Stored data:
>>>>
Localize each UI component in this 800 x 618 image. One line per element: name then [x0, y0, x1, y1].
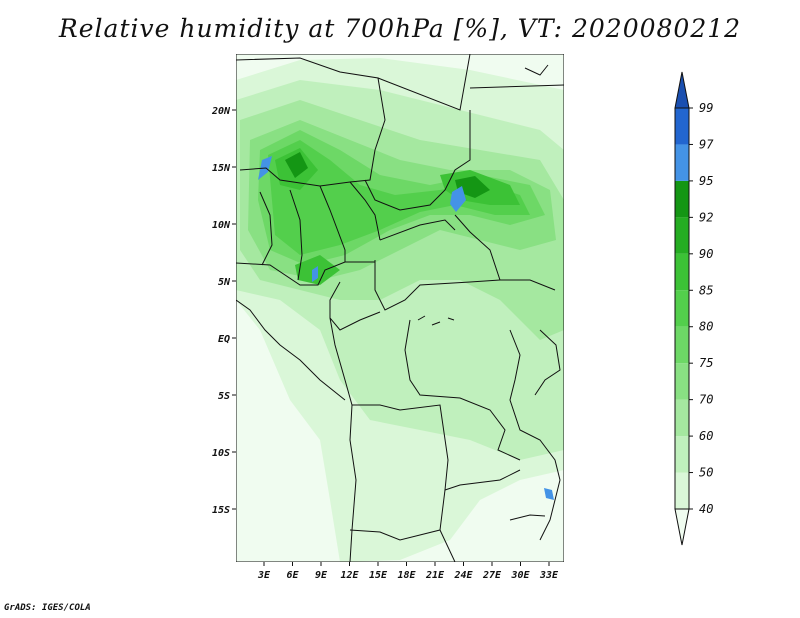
lon-tick-label: 21E	[425, 570, 445, 581]
colorbar-label: 97	[699, 137, 714, 151]
lat-tick-label: 15S	[212, 505, 230, 516]
colorbar-label: 90	[699, 247, 713, 261]
lon-tick-label: 24E	[453, 570, 473, 581]
colorbar-label: 85	[699, 283, 713, 297]
lon-tick-label: 12E	[340, 570, 359, 581]
colorbar-segment	[675, 108, 689, 145]
lat-tick-label: 10S	[212, 448, 230, 459]
colorbar-segment	[675, 144, 689, 181]
colorbar-label: 50	[699, 466, 713, 480]
colorbar: 40 50 60 70 75 80 85 90 92 95 97 99	[674, 71, 714, 546]
country-borders	[236, 54, 564, 562]
longitude-ticks: 3E 6E 9E 12E 15E 18E 21E 24E 27E 30E 33E	[257, 562, 559, 581]
lon-tick-label: 6E	[286, 570, 299, 581]
rh-contour-97-c	[312, 266, 318, 282]
footer-credit: GrADS: IGES/COLA	[4, 603, 91, 613]
colorbar-segment	[675, 363, 689, 400]
rh-contour-85	[268, 140, 530, 255]
colorbar-upper-arrow	[674, 71, 690, 109]
lon-tick-label: 15E	[369, 570, 388, 581]
map-field	[236, 54, 564, 562]
lon-tick-label: 33E	[539, 570, 559, 581]
colorbar-segment	[675, 290, 689, 327]
lat-tick-label: 5N	[218, 277, 231, 288]
colorbar-label: 80	[699, 320, 713, 334]
colorbar-segment	[675, 326, 689, 364]
colorbar-segment	[675, 399, 689, 437]
colorbar-segment	[675, 472, 689, 509]
lon-tick-label: 3E	[257, 570, 271, 581]
latitude-ticks: 20N 15N 10N 5N EQ 5S 10S 15S	[211, 106, 236, 516]
lat-tick-label: 15N	[212, 163, 231, 174]
colorbar-lower-arrow	[674, 508, 690, 546]
chart-title: Relative humidity at 700hPa [%], VT: 202…	[58, 14, 742, 43]
lat-tick-label: 10N	[212, 220, 231, 231]
lon-tick-label: 9E	[315, 570, 328, 581]
colorbar-label: 99	[699, 101, 713, 115]
colorbar-label: 92	[699, 210, 713, 224]
lat-tick-label: 5S	[218, 391, 230, 402]
rh-contour-97-d	[544, 488, 554, 500]
rh-contour-97-b	[450, 186, 466, 212]
lon-tick-label: 18E	[397, 570, 416, 581]
colorbar-label: 95	[699, 174, 713, 188]
colorbar-label: 70	[699, 393, 713, 407]
colorbar-segment	[675, 217, 689, 254]
lat-tick-label: 20N	[211, 106, 231, 117]
lon-tick-label: 30E	[510, 570, 530, 581]
lon-tick-label: 27E	[482, 570, 502, 581]
colorbar-segment	[675, 253, 689, 291]
colorbar-frame	[674, 107, 690, 510]
colorbar-segment	[675, 436, 689, 473]
colorbar-label: 40	[699, 502, 713, 516]
rh-contour-95	[285, 152, 308, 178]
colorbar-segment	[675, 180, 689, 218]
colorbar-label: 75	[699, 356, 713, 370]
lat-tick-label: EQ	[218, 334, 230, 345]
colorbar-label: 60	[699, 429, 713, 443]
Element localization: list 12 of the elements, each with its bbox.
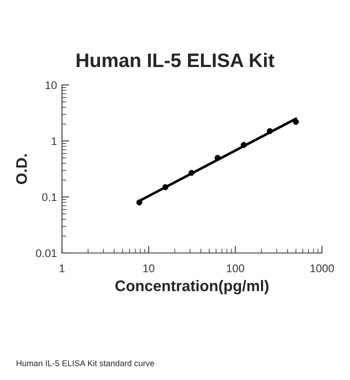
x-tick-label: 100 (226, 264, 244, 272)
y-tick-label: 10 (46, 81, 57, 90)
y-tick-label: 1 (52, 137, 57, 146)
y-axis-title: O.D. (16, 154, 27, 184)
x-tick-label: 1 (60, 264, 65, 272)
x-tick-label: 1000 (310, 264, 334, 272)
y-tick-label: 0.01 (36, 249, 57, 258)
y-tick-label: 0.1 (42, 193, 57, 202)
text: Human IL-5 ELISA Kit standard curve (16, 360, 154, 366)
x-axis-title: Concentration(pg/ml) (115, 280, 268, 294)
chart-title: Human IL-5 ELISA Kit (76, 52, 274, 68)
x-tick-label: 10 (143, 264, 154, 272)
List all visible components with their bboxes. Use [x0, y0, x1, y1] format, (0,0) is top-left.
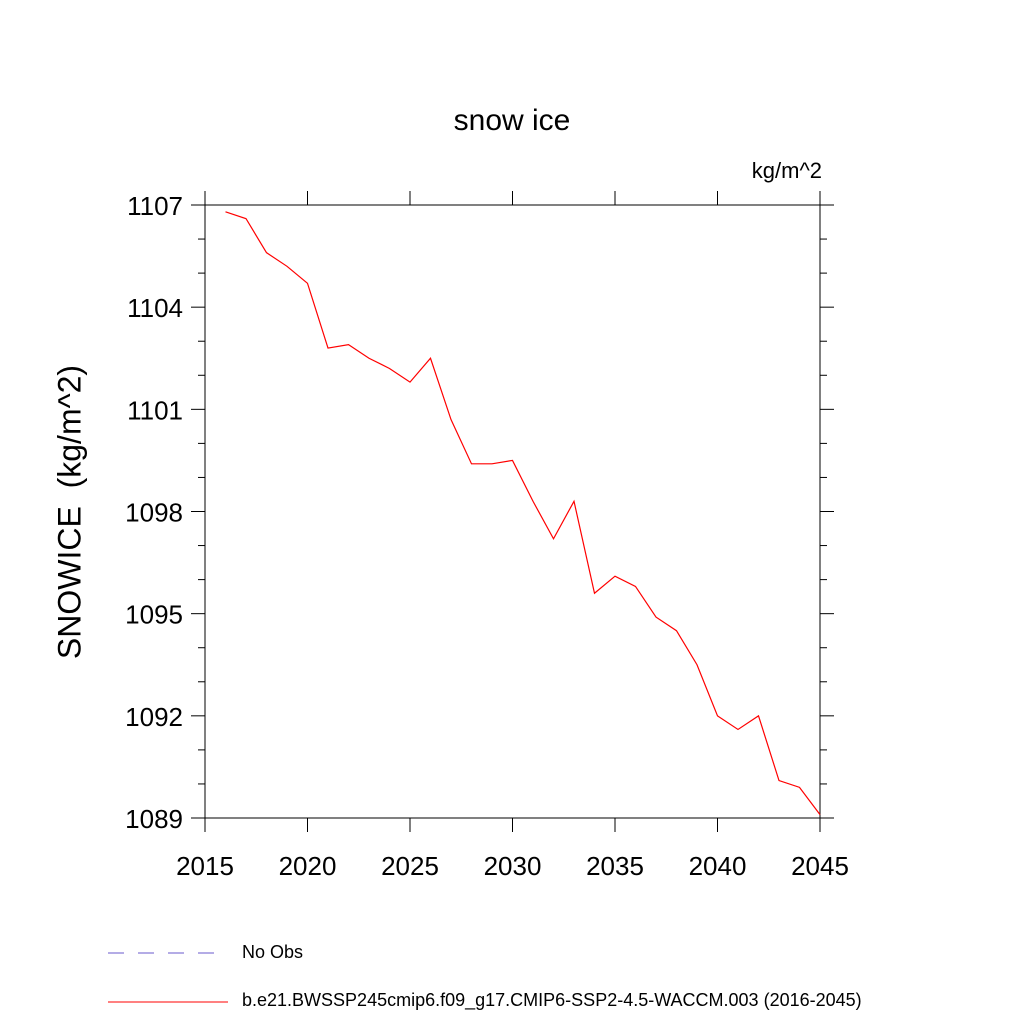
y-tick-label: 1098: [125, 498, 183, 528]
x-tick-label: 2025: [381, 851, 439, 881]
axes: 2015 2020 2025 2030 2035 2040 2045 1089 1092 1095…: [125, 191, 849, 881]
legend-label-no-obs: No Obs: [242, 942, 304, 962]
x-tick-label: 2045: [791, 851, 849, 881]
x-tick-label: 2035: [586, 851, 644, 881]
y-axis-label: SNOWICE (kg/m^2): [51, 364, 88, 660]
x-tick-label: 2020: [279, 851, 337, 881]
series-line-0: [225, 211, 821, 815]
x-tick-label: 2030: [484, 851, 542, 881]
y-tick-label: 1089: [125, 804, 183, 834]
x-tick-label: 2015: [176, 851, 234, 881]
y-tick-label: 1095: [125, 600, 183, 630]
plot-frame: [204, 204, 821, 819]
y-tick-label: 1107: [127, 191, 183, 221]
x-tick-label: 2040: [689, 851, 747, 881]
y-tick-label: 1092: [125, 702, 183, 732]
chart-title: snow ice: [453, 104, 571, 137]
y-tick-label: 1104: [127, 293, 183, 323]
series-layer: [225, 211, 821, 815]
legend-label-series: b.e21.BWSSP245cmip6.f09_g17.CMIP6-SSP2-4…: [242, 990, 862, 1010]
y-tick-label: 1101: [127, 395, 183, 425]
units-label: kg/m^2: [751, 158, 822, 183]
legend: [108, 952, 228, 1003]
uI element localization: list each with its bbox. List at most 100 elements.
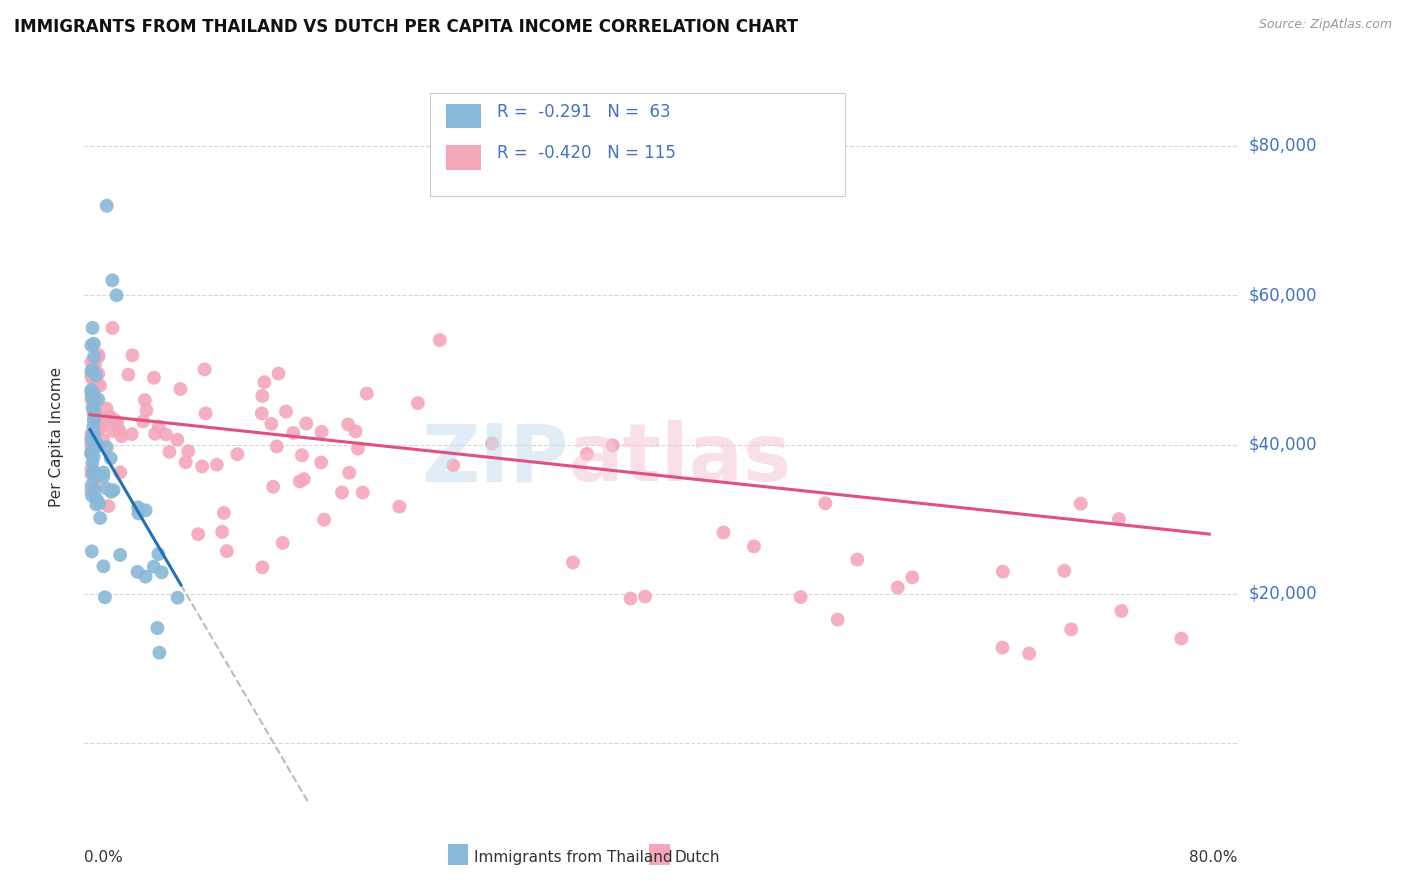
Point [83, 407, 105, 421]
Point [83, 450, 105, 464]
Point [252, 389, 274, 403]
Point [1060, 623, 1083, 637]
Point [97, 499, 120, 513]
Point [101, 273, 124, 287]
Point [337, 466, 360, 480]
Point [83, 336, 105, 351]
Point [193, 362, 215, 376]
Point [84, 409, 107, 423]
Point [80, 478, 103, 492]
Point [634, 590, 657, 604]
Point [274, 404, 297, 418]
Point [262, 480, 284, 494]
Point [89, 378, 111, 392]
Point [82, 390, 104, 404]
Point [80, 447, 103, 461]
Point [101, 424, 124, 438]
Point [84, 358, 107, 372]
Point [121, 348, 143, 362]
Text: $60,000: $60,000 [1249, 286, 1317, 304]
Text: R =  -0.420   N = 115: R = -0.420 N = 115 [498, 145, 676, 162]
Bar [447, 845, 468, 865]
Point [105, 288, 128, 302]
Point [211, 524, 233, 539]
Point [96, 441, 118, 455]
Point [267, 367, 290, 381]
Point [100, 484, 122, 499]
FancyBboxPatch shape [430, 94, 845, 195]
Bar [650, 845, 671, 865]
Point [87, 392, 110, 407]
Point [562, 556, 585, 570]
Point [86, 378, 108, 392]
Point [347, 442, 370, 456]
Point [1108, 512, 1130, 526]
Point [83, 393, 105, 408]
Point [827, 613, 849, 627]
Point [1053, 564, 1076, 578]
Point [260, 417, 283, 431]
Point [619, 591, 641, 606]
Point [283, 425, 305, 440]
Text: $20,000: $20,000 [1249, 585, 1317, 603]
Point [80, 489, 103, 503]
Point [80, 483, 103, 498]
Text: $80,000: $80,000 [1249, 137, 1317, 155]
Point [117, 368, 139, 382]
Point [80, 383, 103, 397]
Point [80, 445, 103, 459]
Point [330, 485, 353, 500]
Point [93, 559, 115, 574]
Point [83, 425, 105, 439]
Point [82, 456, 104, 470]
Point [100, 451, 122, 466]
Point [271, 536, 294, 550]
Point [205, 458, 228, 472]
Point [1018, 647, 1040, 661]
Point [80, 355, 103, 369]
Point [441, 458, 464, 473]
Text: ZIP: ZIP [422, 420, 568, 498]
Point [886, 581, 908, 595]
Point [80, 467, 103, 482]
Text: atlas: atlas [568, 420, 792, 498]
Point [713, 525, 735, 540]
Point [159, 444, 181, 458]
Point [174, 455, 197, 469]
Point [742, 540, 765, 554]
Point [212, 506, 235, 520]
Point [105, 415, 128, 429]
Point [146, 621, 169, 635]
Point [155, 427, 177, 442]
Point [93, 466, 115, 480]
Point [84, 479, 107, 493]
Point [215, 544, 238, 558]
Text: 0.0%: 0.0% [84, 850, 124, 865]
Point [80, 439, 103, 453]
Point [83, 401, 105, 415]
Point [266, 439, 288, 453]
Point [82, 387, 104, 401]
Point [253, 376, 276, 390]
Point [250, 406, 273, 420]
Text: Dutch: Dutch [675, 850, 720, 865]
Text: 80.0%: 80.0% [1189, 850, 1237, 865]
Point [846, 552, 869, 566]
Point [80, 462, 103, 476]
Point [80, 367, 103, 381]
Point [84, 403, 107, 417]
Point [83, 350, 105, 364]
Point [82, 401, 104, 416]
Point [901, 570, 924, 584]
Point [83, 426, 105, 441]
Point [148, 646, 170, 660]
Point [80, 391, 103, 405]
Point [82, 440, 104, 454]
Point [89, 511, 111, 525]
Point [86, 437, 108, 451]
Point [89, 421, 111, 435]
Point [177, 444, 200, 458]
Point [121, 427, 143, 442]
Point [388, 500, 411, 514]
Text: IMMIGRANTS FROM THAILAND VS DUTCH PER CAPITA INCOME CORRELATION CHART: IMMIGRANTS FROM THAILAND VS DUTCH PER CA… [14, 18, 799, 36]
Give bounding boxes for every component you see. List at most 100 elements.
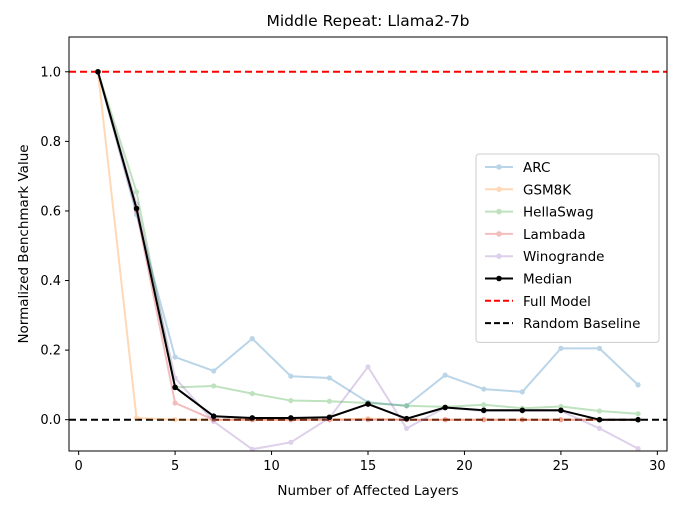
<<<<
▶ **Required work**
Copy out, unchanged, the part of the material that opens with the line containing "Point [83, 407, 105, 421]" and closes with the line containing "Point [266, 439, 288, 453]", including both of those lines.

▶ **Output for this task**
Point [83, 407, 105, 421]
Point [83, 450, 105, 464]
Point [252, 389, 274, 403]
Point [1060, 623, 1083, 637]
Point [97, 499, 120, 513]
Point [101, 273, 124, 287]
Point [337, 466, 360, 480]
Point [83, 336, 105, 351]
Point [193, 362, 215, 376]
Point [84, 409, 107, 423]
Point [80, 478, 103, 492]
Point [634, 590, 657, 604]
Point [274, 404, 297, 418]
Point [262, 480, 284, 494]
Point [89, 378, 111, 392]
Point [82, 390, 104, 404]
Point [80, 447, 103, 461]
Point [101, 424, 124, 438]
Point [84, 358, 107, 372]
Point [121, 348, 143, 362]
Text: $60,000: $60,000 [1249, 286, 1317, 304]
Text: R =  -0.420   N = 115: R = -0.420 N = 115 [498, 145, 676, 162]
Bar [447, 845, 468, 865]
Point [105, 288, 128, 302]
Point [211, 524, 233, 539]
Point [96, 441, 118, 455]
Point [267, 367, 290, 381]
Point [100, 484, 122, 499]
FancyBboxPatch shape [430, 94, 845, 195]
Bar [650, 845, 671, 865]
Point [87, 392, 110, 407]
Point [562, 556, 585, 570]
Point [86, 378, 108, 392]
Point [347, 442, 370, 456]
Point [1108, 512, 1130, 526]
Point [83, 393, 105, 408]
Point [827, 613, 849, 627]
Point [1053, 564, 1076, 578]
Point [260, 417, 283, 431]
Point [619, 591, 641, 606]
Point [283, 425, 305, 440]
Text: $20,000: $20,000 [1249, 585, 1317, 603]
Point [80, 489, 103, 503]
Point [80, 483, 103, 498]
Text: $80,000: $80,000 [1249, 137, 1317, 155]
Point [117, 368, 139, 382]
Point [80, 383, 103, 397]
Point [80, 445, 103, 459]
Point [330, 485, 353, 500]
Point [93, 559, 115, 574]
Point [83, 425, 105, 439]
Point [82, 456, 104, 470]
Point [100, 451, 122, 466]
Point [271, 536, 294, 550]
Point [205, 458, 228, 472]
Point [1018, 647, 1040, 661]
Point [80, 355, 103, 369]
Point [441, 458, 464, 473]
Text: ZIP: ZIP [422, 420, 568, 498]
Point [886, 581, 908, 595]
Point [80, 467, 103, 482]
Text: atlas: atlas [568, 420, 792, 498]
Point [713, 525, 735, 540]
Point [159, 444, 181, 458]
Point [174, 455, 197, 469]
Point [742, 540, 765, 554]
Point [212, 506, 235, 520]
Point [105, 415, 128, 429]
Point [146, 621, 169, 635]
Point [155, 427, 177, 442]
Point [93, 466, 115, 480]
Point [84, 479, 107, 493]
Point [215, 544, 238, 558]
Text: 0.0%: 0.0% [84, 850, 124, 865]
Point [80, 439, 103, 453]
Point [83, 401, 105, 415]
Point [266, 439, 288, 453]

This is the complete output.